··· Task input ···

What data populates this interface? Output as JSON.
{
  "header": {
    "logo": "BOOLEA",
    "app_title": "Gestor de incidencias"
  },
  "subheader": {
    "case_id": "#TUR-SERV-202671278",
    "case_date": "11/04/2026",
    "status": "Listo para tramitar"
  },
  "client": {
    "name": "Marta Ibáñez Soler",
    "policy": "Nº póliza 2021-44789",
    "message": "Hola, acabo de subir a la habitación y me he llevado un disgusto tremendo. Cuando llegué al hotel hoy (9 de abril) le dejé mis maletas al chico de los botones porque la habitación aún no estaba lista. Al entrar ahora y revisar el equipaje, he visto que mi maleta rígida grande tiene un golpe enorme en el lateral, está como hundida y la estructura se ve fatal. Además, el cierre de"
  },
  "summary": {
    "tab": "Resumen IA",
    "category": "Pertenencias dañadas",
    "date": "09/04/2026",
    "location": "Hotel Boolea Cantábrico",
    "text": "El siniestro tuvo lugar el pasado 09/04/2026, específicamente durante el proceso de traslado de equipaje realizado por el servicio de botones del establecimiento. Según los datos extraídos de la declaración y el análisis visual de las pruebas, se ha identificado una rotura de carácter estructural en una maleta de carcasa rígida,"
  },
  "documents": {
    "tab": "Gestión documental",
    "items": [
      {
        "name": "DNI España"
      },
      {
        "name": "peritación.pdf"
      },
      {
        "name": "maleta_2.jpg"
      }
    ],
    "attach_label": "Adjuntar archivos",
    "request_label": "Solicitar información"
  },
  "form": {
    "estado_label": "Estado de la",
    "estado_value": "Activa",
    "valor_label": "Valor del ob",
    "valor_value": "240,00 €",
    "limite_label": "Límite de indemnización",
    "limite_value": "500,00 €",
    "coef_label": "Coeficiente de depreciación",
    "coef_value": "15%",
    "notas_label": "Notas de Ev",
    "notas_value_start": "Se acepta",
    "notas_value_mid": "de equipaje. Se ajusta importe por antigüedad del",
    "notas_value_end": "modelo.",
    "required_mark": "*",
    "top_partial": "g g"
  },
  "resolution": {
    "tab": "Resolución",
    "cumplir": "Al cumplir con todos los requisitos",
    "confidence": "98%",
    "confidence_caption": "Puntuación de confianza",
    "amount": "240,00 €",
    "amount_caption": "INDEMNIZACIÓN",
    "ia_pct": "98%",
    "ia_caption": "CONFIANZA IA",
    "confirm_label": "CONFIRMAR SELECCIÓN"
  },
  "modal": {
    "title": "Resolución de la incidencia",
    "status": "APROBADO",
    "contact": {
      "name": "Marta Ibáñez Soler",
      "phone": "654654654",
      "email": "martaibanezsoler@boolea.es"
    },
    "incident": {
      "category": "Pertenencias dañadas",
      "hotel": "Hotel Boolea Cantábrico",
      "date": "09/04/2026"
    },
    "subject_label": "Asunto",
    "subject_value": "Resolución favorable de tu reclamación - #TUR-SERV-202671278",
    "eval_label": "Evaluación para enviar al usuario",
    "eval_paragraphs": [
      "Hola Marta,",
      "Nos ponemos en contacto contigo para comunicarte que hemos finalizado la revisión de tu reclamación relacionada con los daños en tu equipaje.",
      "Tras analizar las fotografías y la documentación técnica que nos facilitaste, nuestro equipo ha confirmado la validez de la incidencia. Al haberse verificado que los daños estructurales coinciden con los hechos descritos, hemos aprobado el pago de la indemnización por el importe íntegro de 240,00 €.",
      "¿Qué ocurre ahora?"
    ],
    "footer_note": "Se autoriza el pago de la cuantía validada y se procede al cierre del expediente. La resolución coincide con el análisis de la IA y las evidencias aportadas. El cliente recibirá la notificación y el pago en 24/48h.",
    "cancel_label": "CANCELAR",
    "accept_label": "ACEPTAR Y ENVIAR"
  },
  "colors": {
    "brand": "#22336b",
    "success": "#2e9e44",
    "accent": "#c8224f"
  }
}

···

**Work to do**
Copy every line of the data that holds the string "análisis".

**Correct output**
    "text": "El siniestro tuvo lugar el pasado 09/04/2026, específicamente durante el proceso de traslado de equipaje realizado por el servicio de botones del establecimiento. Según los datos extraídos de la declaración y el análisis visual de las pruebas, se ha identificado una rotura de carácter estructural en una maleta de carcasa rígida,"
    "footer_note": "Se autoriza el pago de la cuantía validada y se procede al cierre del expediente. La resolución coincide con el análisis de la IA y las evidencias aportadas. El cliente recibirá la notificación y el pago en 24/48h.",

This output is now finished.